Short task -> Report every line from the material that contains the word "value".

==================================================

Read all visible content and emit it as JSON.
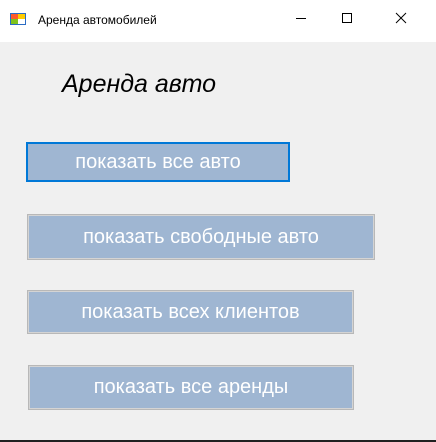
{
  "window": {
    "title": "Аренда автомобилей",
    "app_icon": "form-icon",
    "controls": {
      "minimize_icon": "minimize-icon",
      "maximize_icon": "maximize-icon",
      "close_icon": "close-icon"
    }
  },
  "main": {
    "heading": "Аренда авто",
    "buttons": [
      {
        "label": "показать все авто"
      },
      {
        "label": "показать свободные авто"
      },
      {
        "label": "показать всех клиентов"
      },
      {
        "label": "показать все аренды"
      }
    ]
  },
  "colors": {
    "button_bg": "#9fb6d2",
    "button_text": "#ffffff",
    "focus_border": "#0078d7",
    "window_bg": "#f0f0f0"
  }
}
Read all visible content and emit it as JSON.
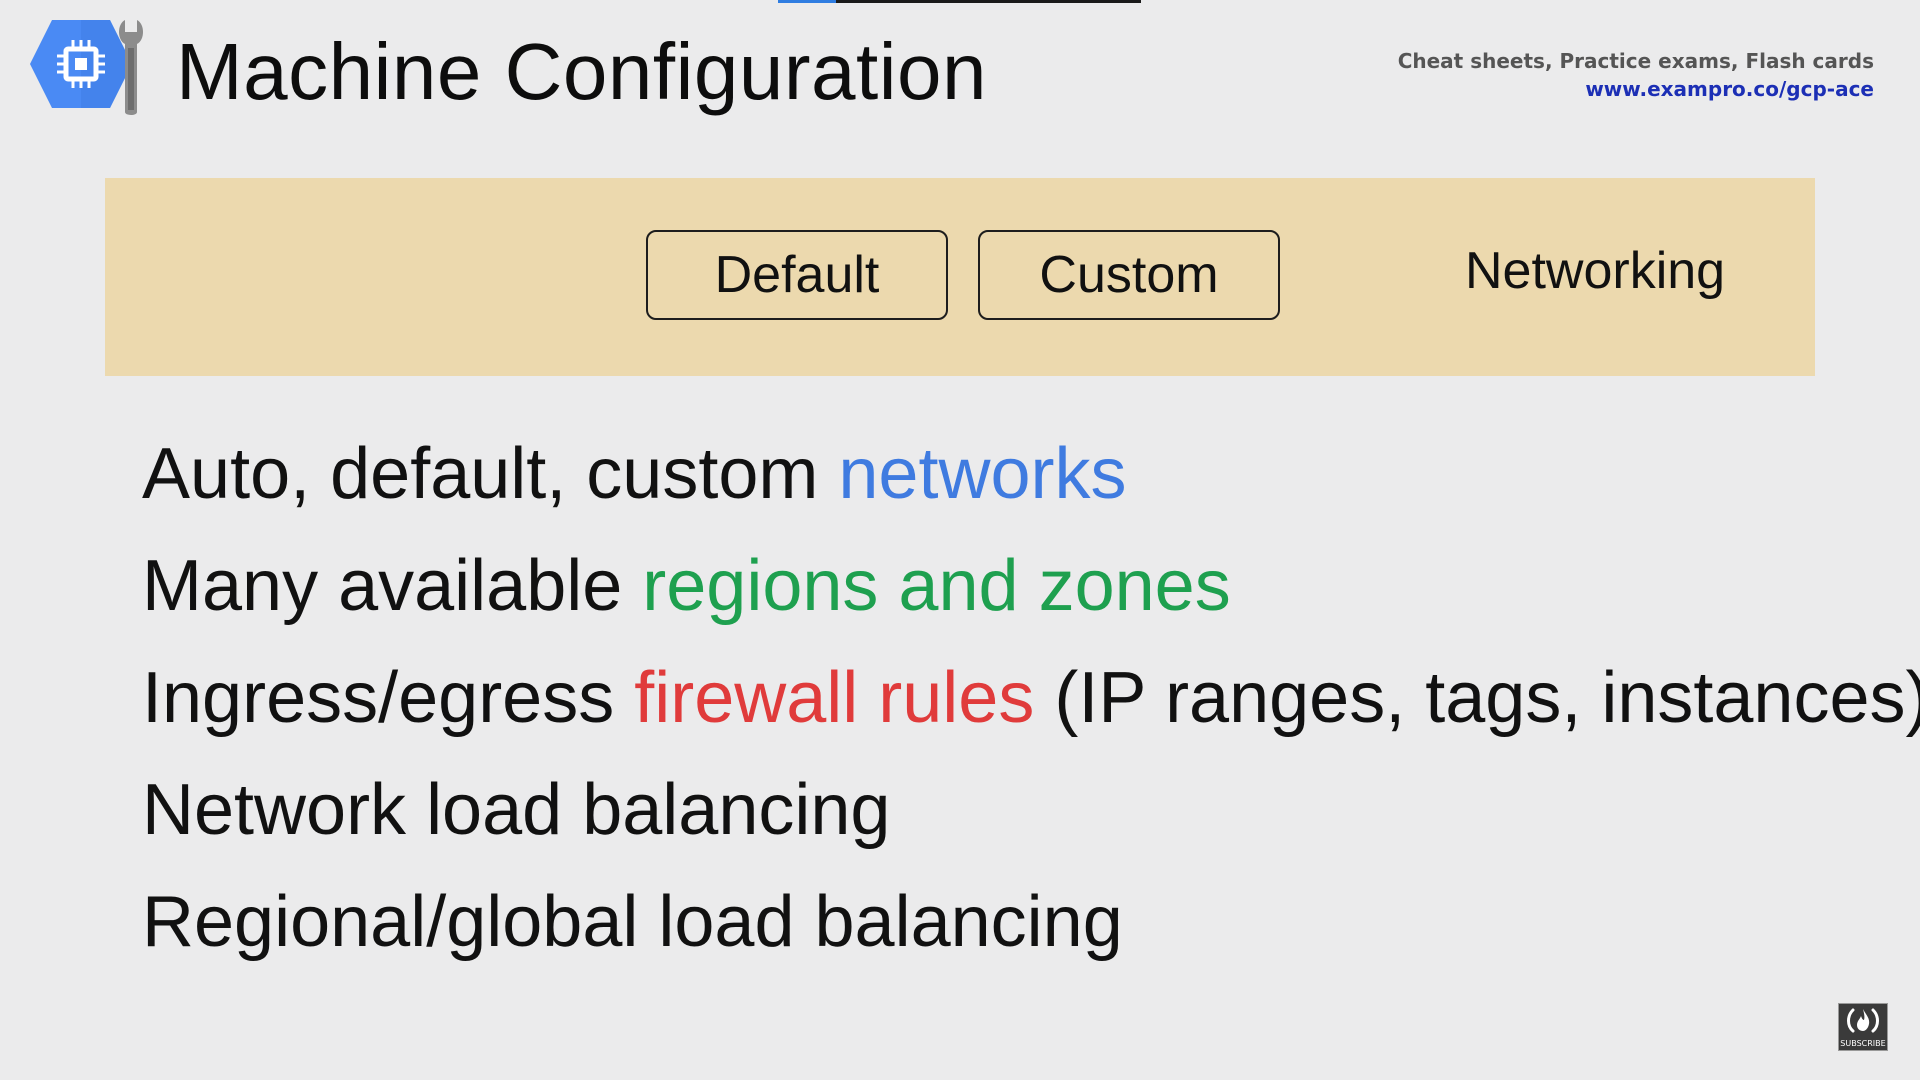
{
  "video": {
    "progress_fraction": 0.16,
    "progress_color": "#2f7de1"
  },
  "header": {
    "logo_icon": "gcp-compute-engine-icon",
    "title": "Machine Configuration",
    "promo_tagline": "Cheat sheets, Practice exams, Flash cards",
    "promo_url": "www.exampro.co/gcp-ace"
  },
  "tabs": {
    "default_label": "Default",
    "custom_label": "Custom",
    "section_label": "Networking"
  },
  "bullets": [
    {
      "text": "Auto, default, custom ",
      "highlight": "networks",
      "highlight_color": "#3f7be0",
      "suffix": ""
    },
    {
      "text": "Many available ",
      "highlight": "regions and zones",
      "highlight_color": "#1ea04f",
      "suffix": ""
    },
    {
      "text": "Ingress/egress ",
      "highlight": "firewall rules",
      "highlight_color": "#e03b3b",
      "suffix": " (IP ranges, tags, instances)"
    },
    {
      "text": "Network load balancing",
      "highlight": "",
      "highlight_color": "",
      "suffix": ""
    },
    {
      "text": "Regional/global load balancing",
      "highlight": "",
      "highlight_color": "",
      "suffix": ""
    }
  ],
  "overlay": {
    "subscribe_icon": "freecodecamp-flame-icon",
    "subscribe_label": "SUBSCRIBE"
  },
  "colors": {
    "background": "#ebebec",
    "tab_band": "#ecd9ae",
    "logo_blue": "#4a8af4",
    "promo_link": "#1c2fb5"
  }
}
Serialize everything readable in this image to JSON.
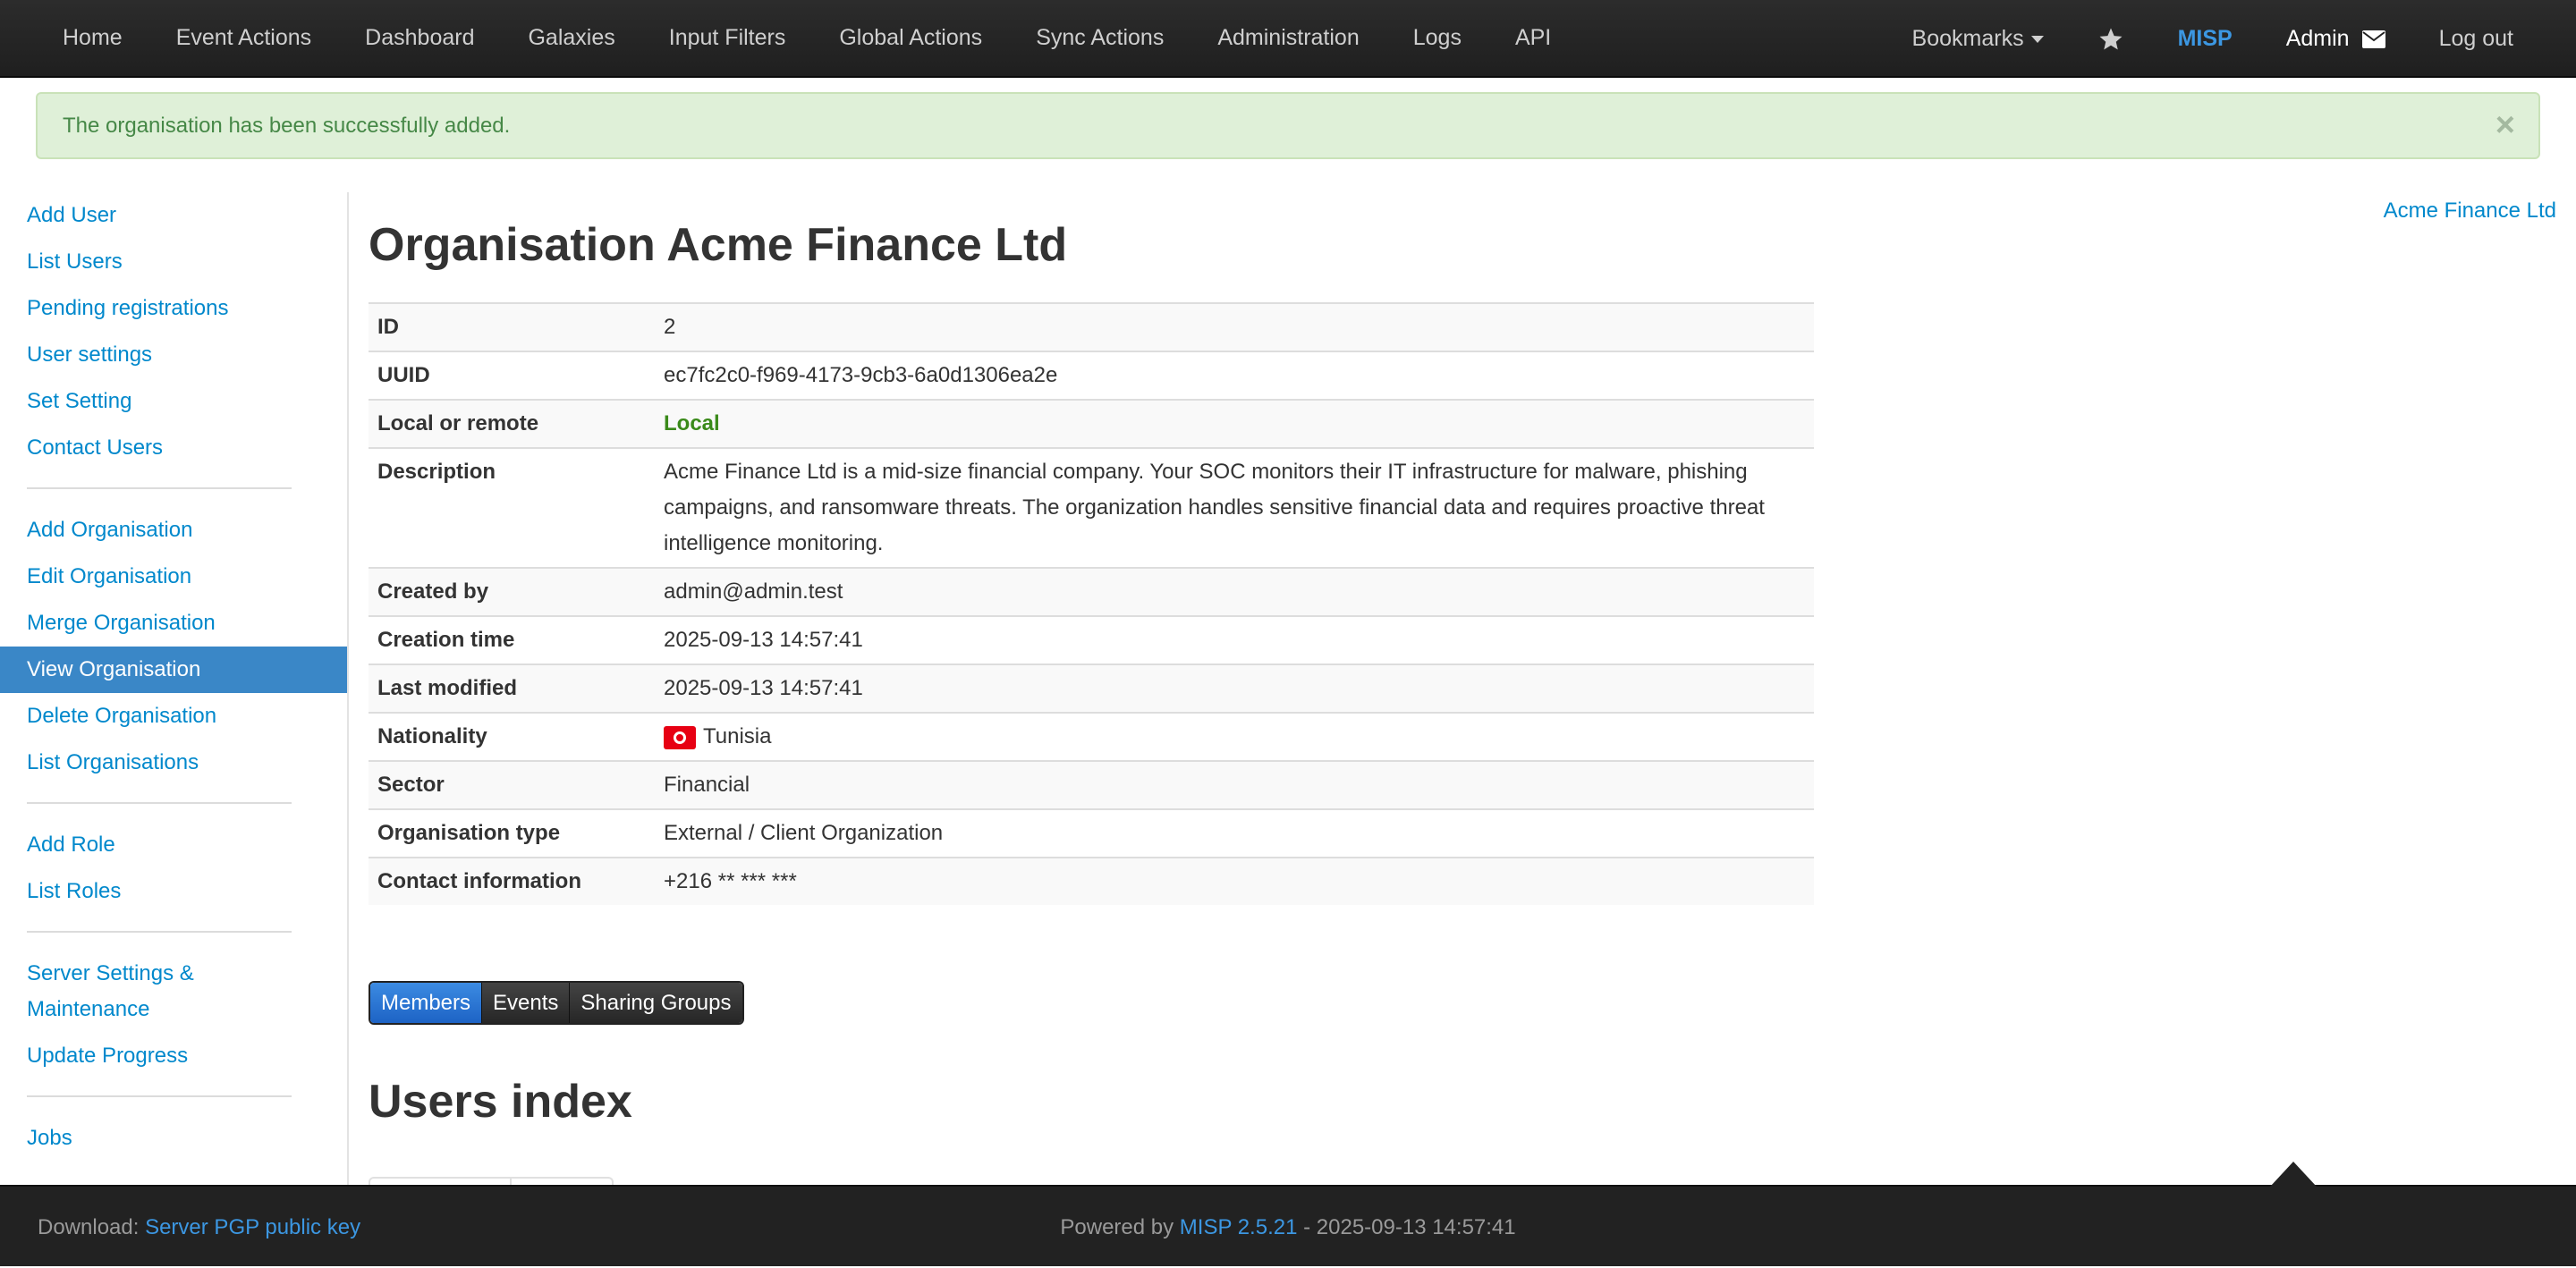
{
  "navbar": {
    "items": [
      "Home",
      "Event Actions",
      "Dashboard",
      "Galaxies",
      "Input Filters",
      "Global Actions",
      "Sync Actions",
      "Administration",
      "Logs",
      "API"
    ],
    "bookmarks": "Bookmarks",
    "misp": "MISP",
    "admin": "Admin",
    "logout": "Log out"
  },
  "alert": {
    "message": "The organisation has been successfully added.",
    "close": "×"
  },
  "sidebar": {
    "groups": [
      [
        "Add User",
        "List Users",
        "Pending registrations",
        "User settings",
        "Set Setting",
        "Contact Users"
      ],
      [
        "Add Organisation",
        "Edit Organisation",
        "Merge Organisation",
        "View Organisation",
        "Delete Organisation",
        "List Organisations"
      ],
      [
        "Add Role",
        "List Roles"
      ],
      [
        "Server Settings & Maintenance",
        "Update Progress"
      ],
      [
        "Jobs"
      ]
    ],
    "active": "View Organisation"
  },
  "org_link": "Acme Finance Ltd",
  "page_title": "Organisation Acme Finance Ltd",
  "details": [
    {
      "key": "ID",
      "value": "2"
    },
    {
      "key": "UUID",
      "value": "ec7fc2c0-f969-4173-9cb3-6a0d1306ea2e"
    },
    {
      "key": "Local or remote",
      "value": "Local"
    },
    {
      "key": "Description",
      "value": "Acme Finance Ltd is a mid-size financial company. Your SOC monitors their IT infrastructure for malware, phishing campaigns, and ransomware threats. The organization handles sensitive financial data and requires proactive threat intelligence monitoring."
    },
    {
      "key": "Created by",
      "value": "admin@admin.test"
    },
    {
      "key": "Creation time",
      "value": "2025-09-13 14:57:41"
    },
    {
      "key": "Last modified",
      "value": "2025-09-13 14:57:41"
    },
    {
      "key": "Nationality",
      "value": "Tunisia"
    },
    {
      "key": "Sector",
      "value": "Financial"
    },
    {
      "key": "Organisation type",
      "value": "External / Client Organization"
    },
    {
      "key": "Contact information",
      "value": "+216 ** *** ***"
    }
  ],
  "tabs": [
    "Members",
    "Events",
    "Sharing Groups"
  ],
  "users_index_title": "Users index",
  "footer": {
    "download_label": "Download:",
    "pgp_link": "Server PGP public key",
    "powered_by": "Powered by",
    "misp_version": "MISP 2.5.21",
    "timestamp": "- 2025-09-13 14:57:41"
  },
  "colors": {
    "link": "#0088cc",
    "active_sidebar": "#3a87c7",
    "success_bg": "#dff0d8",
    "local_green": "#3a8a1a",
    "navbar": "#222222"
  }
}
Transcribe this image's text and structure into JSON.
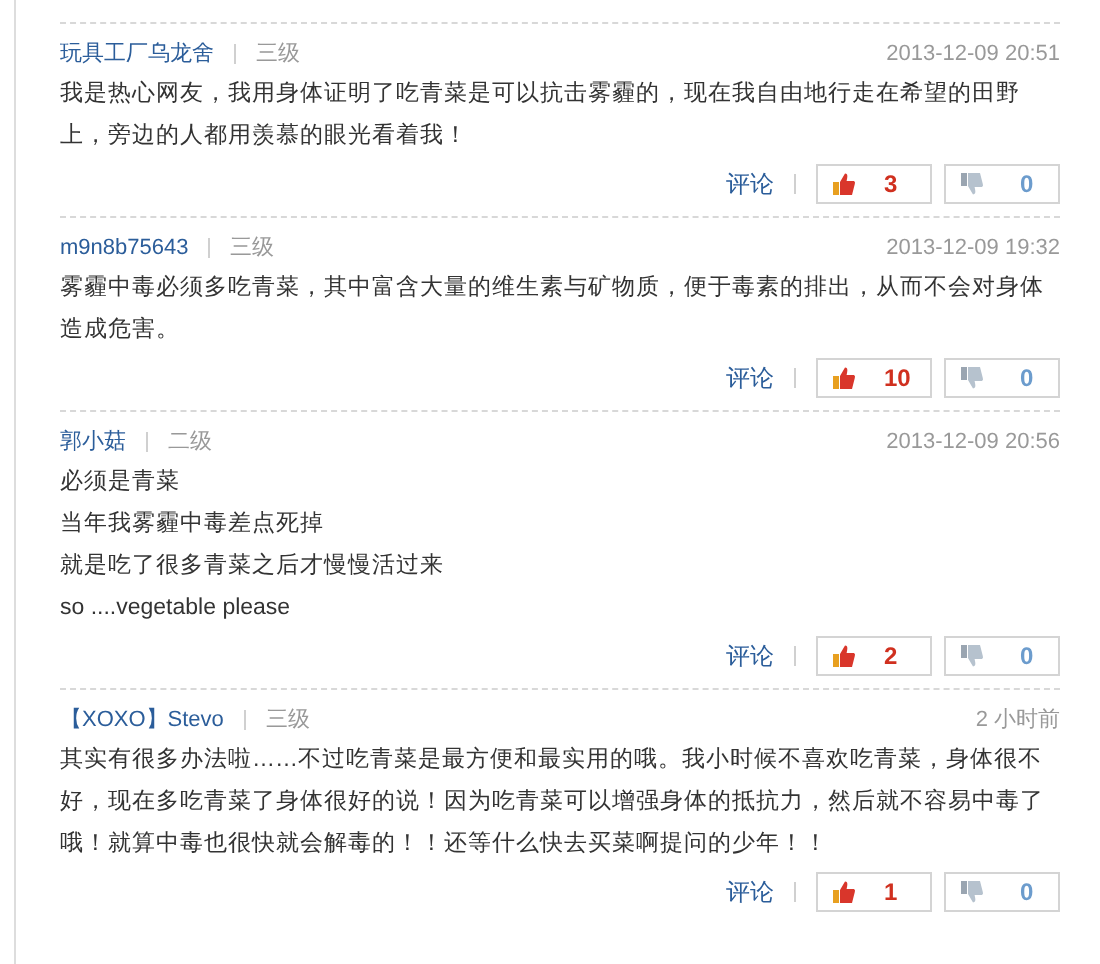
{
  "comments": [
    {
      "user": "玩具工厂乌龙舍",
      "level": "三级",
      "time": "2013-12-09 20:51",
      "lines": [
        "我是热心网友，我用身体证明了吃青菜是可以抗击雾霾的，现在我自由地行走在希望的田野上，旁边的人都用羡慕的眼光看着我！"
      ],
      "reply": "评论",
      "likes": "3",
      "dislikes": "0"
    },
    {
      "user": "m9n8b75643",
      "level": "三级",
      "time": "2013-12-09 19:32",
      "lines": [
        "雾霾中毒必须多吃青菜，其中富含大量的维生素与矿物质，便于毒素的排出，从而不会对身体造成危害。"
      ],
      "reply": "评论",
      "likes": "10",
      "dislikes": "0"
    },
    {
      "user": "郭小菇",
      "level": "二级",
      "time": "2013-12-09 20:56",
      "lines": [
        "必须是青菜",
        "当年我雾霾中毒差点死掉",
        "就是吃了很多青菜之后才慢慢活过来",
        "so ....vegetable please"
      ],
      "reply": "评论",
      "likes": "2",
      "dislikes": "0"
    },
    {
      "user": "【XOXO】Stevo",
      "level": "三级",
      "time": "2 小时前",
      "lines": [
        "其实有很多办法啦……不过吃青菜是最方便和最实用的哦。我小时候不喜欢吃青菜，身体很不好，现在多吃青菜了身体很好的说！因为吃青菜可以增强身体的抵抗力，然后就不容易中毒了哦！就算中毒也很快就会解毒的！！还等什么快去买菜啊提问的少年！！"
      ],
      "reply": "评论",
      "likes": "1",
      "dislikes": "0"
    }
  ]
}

==================================================

Result of the exercise ->
      "value": "2"
      "value": "ec7fc2c0-f969-4173-9cb3-6a0d1306ea2e"
      "value": "Local"
      "value": "Acme Finance Ltd is a mid-size financial company. Your SOC monitors their IT infrastructure for malware, phishing campaigns, and ransomware threats. The organization handles sensitive financial data and requires proactive threat intelligence monitoring."
      "value": "admin@admin.test"
      "value": "2025-09-13 14:57:41"
      "value": "2025-09-13 14:57:41"
      "value": "Tunisia"
      "value": "Financial"
      "value": "External / Client Organization"
      "value": "+216 ** *** ***"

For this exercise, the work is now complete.